_To do_
Collect each line of the entries that holds the string "استعمال".

## START Task material

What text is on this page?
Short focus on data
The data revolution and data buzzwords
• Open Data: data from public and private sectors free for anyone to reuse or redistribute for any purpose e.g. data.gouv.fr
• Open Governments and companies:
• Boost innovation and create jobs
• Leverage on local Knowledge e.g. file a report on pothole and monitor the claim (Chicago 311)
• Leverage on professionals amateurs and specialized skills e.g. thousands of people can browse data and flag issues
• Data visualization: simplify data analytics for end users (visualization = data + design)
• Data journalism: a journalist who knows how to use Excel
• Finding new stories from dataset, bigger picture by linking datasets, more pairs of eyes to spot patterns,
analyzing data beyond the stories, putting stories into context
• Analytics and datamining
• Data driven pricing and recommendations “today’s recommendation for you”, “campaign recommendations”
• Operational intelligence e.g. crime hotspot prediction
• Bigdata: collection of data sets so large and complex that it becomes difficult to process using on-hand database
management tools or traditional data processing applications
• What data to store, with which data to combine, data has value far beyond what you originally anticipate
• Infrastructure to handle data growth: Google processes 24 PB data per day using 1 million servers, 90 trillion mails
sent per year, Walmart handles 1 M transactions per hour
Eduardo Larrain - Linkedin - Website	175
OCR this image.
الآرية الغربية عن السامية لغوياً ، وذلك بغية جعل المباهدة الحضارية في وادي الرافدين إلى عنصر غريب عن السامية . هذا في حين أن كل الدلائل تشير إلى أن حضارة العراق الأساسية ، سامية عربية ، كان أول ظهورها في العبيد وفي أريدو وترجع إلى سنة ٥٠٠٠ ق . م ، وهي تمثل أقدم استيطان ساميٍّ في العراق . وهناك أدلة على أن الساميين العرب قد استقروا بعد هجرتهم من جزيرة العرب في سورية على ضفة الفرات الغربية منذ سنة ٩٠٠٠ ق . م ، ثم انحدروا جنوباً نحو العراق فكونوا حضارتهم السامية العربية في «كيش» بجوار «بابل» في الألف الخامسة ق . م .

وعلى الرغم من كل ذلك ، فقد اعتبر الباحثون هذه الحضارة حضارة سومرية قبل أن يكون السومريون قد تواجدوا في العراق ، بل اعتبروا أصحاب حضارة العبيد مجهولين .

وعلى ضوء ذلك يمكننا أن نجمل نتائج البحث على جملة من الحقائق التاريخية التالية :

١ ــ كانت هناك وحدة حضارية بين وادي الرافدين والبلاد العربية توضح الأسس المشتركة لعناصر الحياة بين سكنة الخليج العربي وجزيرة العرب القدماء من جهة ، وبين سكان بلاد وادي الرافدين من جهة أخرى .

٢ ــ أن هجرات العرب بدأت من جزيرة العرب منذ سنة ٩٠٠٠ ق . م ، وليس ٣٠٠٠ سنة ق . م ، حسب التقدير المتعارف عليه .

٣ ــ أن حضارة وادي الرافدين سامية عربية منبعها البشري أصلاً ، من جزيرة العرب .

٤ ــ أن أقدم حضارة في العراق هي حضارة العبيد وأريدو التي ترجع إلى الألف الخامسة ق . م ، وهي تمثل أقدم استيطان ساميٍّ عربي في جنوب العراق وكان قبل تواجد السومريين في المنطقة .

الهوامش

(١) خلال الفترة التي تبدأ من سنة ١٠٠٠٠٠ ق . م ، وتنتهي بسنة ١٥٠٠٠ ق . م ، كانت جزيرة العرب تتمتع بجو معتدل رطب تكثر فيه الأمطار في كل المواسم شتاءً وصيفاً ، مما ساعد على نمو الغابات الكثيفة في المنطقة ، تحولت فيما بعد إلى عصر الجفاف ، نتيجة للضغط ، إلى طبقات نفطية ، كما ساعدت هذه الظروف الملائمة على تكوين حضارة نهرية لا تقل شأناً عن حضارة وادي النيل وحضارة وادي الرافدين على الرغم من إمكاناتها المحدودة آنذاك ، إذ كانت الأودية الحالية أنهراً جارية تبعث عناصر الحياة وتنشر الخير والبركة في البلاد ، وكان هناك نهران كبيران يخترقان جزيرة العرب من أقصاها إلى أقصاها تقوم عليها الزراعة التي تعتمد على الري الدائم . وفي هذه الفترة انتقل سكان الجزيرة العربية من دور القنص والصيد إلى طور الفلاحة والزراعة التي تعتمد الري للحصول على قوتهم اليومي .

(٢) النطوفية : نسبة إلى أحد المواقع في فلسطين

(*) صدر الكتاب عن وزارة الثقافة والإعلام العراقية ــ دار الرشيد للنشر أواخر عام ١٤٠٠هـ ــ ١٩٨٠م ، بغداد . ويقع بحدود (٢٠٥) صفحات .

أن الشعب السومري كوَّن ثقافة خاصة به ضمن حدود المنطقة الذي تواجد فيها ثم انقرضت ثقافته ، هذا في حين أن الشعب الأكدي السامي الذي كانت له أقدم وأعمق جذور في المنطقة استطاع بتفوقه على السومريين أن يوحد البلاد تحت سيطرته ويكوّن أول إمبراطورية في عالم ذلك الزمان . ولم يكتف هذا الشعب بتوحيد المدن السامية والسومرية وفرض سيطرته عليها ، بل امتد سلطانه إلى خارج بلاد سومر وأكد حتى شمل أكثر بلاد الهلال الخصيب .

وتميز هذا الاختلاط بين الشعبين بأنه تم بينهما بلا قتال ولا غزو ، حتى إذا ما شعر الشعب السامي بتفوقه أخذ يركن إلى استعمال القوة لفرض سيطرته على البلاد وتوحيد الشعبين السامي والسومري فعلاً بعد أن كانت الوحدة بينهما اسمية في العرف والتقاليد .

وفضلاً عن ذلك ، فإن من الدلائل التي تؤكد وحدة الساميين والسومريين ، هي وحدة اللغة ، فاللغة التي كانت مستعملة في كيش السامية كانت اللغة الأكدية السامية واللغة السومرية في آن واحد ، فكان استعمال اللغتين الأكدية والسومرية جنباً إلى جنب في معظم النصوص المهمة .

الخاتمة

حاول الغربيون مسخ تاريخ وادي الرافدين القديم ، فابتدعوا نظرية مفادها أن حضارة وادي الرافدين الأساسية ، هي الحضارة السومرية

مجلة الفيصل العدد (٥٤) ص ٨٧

## END Task material

_Reply_
وتميز هذا الاختلاط بين الشعبين بأنه تم بينهما بلا قتال ولا غزو ، حتى إذا ما شعر الشعب السامي بتفوقه أخذ يركن إلى استعمال القوة لفرض سيطرته على البلاد وتوحيد الشعبين السامي والسومري فعلاً بعد أن كانت الوحدة بينهما اسمية في العرف والتقاليد .
وفضلاً عن ذلك ، فإن من الدلائل التي تؤكد وحدة الساميين والسومريين ، هي وحدة اللغة ، فاللغة التي كانت مستعملة في كيش السامية كانت اللغة الأكدية السامية واللغة السومرية في آن واحد ، فكان استعمال اللغتين الأكدية والسومرية جنباً إلى جنب في معظم النصوص المهمة .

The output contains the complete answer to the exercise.